INSTRUCTIONS FOR THE TASK: Count how many lines contain the word "udzielonego". Please give only the number.

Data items
━━━━
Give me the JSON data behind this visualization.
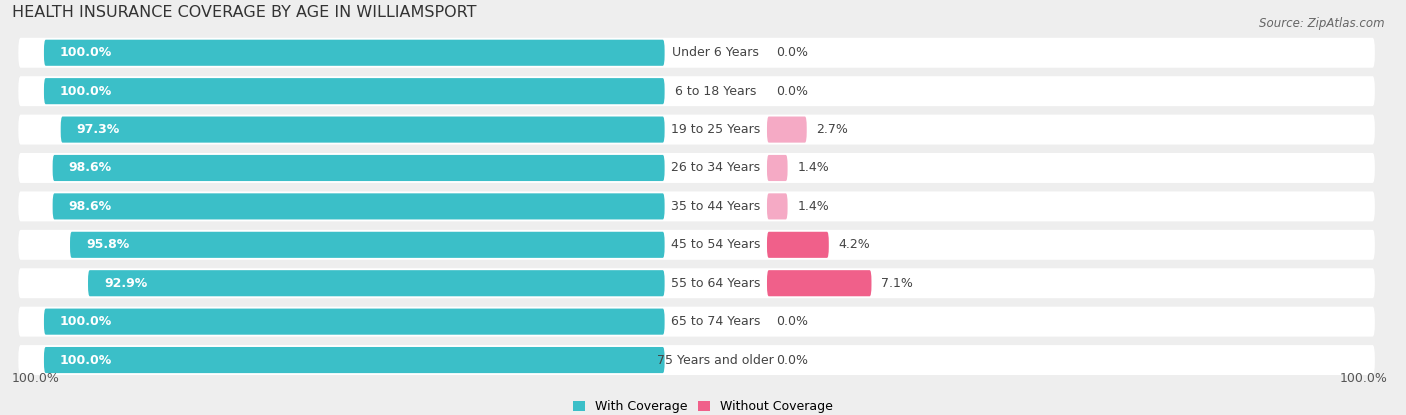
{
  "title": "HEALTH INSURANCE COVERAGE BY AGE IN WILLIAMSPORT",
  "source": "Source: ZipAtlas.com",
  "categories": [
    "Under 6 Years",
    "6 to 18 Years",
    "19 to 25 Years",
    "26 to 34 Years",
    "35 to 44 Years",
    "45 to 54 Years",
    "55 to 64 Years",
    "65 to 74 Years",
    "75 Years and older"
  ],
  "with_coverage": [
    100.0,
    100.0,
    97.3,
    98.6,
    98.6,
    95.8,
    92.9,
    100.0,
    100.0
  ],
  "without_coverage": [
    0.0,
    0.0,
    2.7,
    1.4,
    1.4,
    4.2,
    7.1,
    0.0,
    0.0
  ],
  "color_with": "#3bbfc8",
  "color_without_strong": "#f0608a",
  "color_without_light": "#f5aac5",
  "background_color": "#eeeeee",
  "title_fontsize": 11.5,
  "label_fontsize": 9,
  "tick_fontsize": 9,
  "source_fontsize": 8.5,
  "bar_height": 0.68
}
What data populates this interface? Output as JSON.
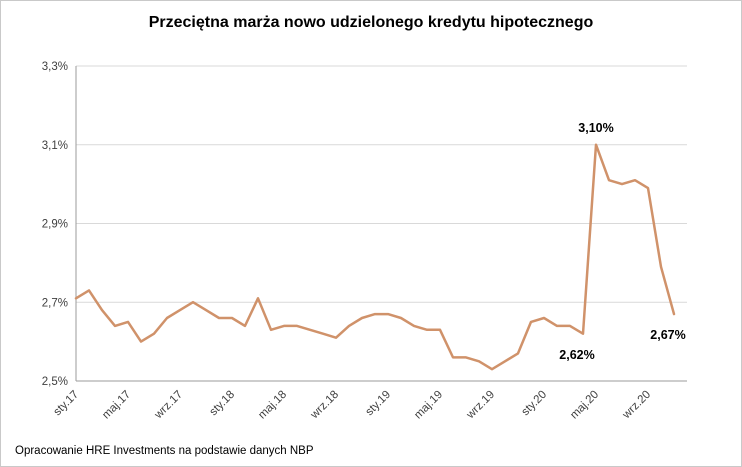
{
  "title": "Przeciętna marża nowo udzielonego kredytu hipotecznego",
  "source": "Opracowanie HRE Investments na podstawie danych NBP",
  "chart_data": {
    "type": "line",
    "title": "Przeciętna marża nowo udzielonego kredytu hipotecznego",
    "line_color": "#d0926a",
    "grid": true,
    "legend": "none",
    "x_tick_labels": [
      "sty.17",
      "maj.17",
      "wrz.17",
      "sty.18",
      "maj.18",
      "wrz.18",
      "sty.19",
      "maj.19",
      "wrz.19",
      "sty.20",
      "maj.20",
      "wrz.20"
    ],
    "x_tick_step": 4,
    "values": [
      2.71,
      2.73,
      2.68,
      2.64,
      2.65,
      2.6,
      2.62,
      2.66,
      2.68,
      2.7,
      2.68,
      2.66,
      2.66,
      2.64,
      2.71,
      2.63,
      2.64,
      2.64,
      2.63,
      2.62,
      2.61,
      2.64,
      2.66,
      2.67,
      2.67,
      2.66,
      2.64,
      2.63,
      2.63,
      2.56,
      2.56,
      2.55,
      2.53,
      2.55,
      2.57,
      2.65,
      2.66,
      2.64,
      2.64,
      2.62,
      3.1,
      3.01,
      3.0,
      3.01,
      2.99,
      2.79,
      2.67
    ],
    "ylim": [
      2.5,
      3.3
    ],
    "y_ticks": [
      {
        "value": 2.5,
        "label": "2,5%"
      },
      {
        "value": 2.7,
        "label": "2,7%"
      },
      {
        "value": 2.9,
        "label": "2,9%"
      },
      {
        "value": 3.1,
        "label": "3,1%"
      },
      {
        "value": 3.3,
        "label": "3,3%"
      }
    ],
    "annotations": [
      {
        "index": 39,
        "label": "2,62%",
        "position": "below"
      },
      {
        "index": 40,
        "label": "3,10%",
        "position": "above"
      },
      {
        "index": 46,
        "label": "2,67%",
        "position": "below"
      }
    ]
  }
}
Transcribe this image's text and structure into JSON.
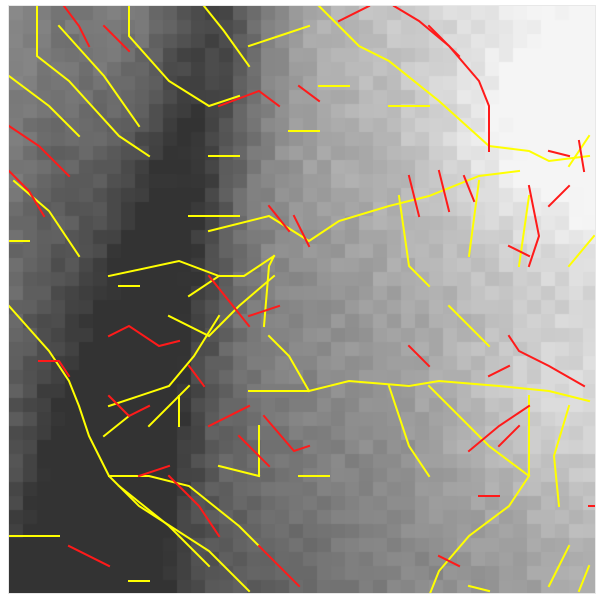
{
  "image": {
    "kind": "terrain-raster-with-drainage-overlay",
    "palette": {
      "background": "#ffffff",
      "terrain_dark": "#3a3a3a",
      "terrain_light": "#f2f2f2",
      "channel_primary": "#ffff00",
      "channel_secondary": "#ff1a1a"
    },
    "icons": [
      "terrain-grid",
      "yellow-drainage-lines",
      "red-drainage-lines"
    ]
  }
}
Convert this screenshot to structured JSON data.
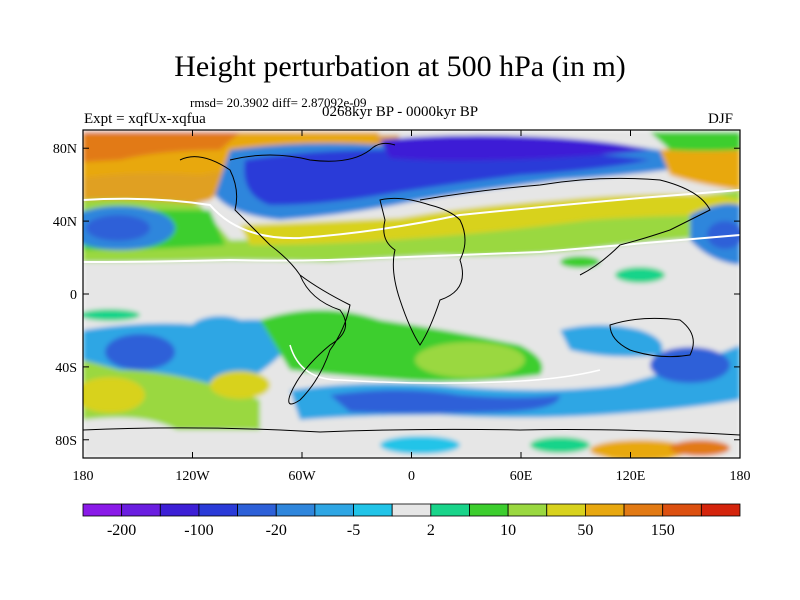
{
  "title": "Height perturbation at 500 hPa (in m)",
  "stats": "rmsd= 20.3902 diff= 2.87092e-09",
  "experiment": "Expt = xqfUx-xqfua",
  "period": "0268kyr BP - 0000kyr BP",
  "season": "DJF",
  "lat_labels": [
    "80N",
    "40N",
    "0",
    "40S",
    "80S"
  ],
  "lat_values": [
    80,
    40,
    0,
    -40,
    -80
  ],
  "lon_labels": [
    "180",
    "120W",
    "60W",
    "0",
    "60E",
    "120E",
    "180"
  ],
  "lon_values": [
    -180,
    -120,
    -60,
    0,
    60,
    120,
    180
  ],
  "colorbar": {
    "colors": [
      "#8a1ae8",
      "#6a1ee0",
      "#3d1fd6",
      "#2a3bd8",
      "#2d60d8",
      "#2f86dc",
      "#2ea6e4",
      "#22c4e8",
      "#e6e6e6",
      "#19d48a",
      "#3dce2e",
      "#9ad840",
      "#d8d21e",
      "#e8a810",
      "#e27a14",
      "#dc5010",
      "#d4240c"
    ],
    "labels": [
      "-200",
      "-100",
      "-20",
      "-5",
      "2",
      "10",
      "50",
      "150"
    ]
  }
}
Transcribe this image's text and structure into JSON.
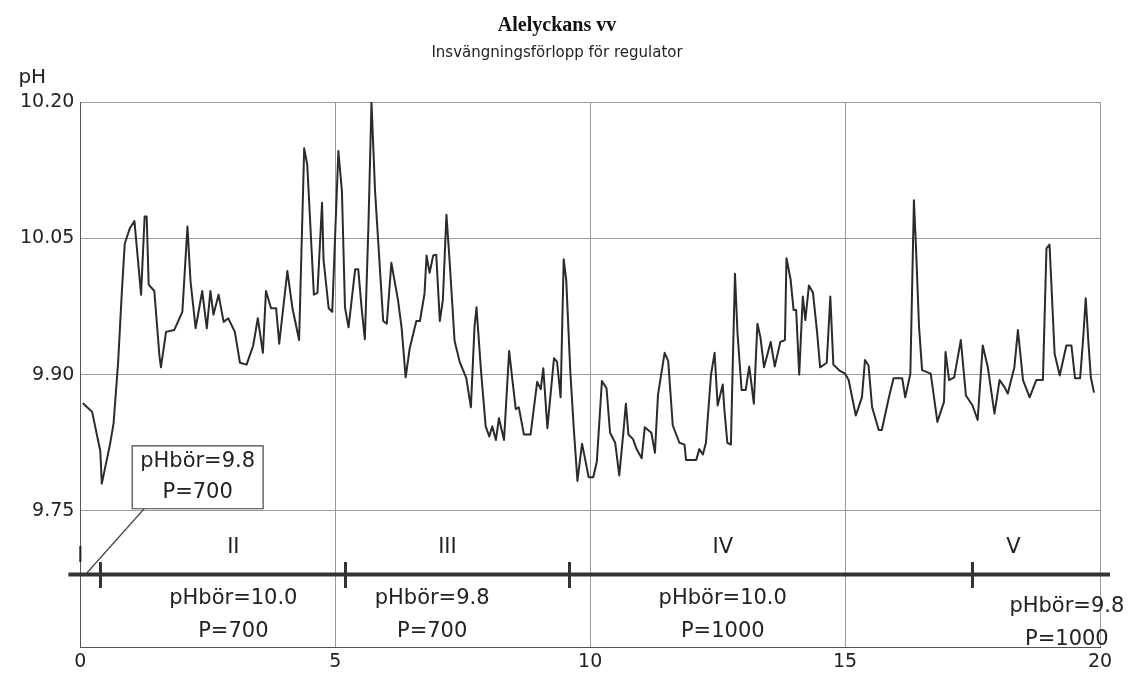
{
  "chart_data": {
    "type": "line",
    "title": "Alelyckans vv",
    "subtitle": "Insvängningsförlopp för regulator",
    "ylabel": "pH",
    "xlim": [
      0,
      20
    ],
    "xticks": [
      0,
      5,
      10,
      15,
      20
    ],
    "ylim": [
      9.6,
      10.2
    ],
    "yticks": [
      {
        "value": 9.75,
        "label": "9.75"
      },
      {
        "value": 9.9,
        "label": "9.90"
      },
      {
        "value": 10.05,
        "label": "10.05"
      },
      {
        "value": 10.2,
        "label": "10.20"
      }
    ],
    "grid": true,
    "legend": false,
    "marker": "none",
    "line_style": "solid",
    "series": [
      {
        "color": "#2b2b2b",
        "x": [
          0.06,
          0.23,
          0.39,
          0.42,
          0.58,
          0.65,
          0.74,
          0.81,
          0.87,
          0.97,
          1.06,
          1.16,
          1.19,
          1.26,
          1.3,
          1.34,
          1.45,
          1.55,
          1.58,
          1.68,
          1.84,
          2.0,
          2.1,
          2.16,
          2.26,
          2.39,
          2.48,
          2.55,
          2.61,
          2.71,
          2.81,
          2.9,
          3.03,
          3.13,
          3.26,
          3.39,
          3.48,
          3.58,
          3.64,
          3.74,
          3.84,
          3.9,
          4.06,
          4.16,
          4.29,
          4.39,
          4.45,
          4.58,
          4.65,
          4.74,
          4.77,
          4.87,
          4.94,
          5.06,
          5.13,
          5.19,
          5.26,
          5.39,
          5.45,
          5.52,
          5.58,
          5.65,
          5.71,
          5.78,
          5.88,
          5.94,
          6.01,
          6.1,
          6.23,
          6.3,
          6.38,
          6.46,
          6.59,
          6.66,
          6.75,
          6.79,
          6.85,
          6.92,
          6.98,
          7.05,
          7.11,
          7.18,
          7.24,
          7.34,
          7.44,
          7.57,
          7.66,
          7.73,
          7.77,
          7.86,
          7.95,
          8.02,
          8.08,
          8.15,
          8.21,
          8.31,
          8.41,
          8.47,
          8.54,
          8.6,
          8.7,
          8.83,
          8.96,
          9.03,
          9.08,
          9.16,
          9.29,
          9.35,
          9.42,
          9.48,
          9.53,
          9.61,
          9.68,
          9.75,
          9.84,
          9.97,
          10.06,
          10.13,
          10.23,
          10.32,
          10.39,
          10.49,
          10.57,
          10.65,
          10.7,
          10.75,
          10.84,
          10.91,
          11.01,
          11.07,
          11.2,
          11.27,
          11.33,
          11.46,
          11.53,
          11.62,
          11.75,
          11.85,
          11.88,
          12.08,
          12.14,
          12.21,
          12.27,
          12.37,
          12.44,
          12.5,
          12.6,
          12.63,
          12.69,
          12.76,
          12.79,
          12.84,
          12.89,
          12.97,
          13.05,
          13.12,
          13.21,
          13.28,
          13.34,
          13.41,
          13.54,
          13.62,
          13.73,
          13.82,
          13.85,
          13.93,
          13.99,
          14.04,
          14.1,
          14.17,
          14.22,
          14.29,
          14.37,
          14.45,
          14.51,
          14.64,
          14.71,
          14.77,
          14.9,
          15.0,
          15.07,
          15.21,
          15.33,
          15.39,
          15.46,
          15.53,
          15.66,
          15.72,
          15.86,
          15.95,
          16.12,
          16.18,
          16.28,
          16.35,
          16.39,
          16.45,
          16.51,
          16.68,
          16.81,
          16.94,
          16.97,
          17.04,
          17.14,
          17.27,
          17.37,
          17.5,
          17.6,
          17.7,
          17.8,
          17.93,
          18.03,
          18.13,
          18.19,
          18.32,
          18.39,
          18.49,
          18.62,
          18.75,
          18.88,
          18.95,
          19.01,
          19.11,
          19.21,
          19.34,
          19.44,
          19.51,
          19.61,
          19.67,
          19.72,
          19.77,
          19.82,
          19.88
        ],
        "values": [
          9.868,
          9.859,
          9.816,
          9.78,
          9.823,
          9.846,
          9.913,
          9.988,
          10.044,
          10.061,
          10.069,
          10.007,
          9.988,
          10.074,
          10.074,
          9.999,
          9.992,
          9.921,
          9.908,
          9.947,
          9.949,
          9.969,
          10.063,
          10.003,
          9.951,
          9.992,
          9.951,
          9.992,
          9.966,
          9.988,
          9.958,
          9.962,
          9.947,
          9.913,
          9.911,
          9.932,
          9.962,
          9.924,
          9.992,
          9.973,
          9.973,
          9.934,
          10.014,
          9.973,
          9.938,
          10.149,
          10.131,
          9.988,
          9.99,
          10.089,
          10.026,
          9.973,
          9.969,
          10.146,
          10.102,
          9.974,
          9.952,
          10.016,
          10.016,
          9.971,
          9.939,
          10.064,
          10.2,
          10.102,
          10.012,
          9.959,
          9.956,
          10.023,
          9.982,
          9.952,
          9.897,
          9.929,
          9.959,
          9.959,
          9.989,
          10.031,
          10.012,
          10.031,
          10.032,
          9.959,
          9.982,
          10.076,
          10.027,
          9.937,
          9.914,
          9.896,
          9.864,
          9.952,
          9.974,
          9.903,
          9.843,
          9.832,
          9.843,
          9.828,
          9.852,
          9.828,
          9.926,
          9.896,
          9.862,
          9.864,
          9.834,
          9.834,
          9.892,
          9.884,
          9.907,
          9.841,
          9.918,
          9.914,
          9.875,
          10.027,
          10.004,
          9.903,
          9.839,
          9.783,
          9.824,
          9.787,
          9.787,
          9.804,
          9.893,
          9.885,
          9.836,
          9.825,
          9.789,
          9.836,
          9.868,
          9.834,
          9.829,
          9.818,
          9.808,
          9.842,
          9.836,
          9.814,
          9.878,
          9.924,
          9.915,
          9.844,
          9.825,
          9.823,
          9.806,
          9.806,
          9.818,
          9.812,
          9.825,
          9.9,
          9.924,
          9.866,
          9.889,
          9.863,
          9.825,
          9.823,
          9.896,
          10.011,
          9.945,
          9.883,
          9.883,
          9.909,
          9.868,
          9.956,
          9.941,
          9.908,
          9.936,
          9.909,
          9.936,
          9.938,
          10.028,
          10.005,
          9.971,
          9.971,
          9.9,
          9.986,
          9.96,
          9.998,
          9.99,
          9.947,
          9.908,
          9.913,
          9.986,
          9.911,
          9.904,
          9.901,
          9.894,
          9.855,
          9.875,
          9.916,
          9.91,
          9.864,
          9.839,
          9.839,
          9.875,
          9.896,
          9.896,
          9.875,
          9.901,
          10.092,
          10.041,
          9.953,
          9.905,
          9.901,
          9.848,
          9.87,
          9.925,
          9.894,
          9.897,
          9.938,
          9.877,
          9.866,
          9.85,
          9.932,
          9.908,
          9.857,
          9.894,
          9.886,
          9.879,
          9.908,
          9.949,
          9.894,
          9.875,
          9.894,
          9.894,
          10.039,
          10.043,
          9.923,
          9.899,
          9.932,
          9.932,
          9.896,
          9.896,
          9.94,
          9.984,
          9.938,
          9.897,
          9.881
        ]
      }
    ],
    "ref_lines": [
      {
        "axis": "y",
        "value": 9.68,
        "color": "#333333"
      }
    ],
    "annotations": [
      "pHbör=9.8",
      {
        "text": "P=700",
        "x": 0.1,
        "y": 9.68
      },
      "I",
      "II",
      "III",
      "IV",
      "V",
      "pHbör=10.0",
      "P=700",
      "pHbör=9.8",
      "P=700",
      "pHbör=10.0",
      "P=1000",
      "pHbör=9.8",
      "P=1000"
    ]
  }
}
━━━━
WRITTEN ANSWER: 2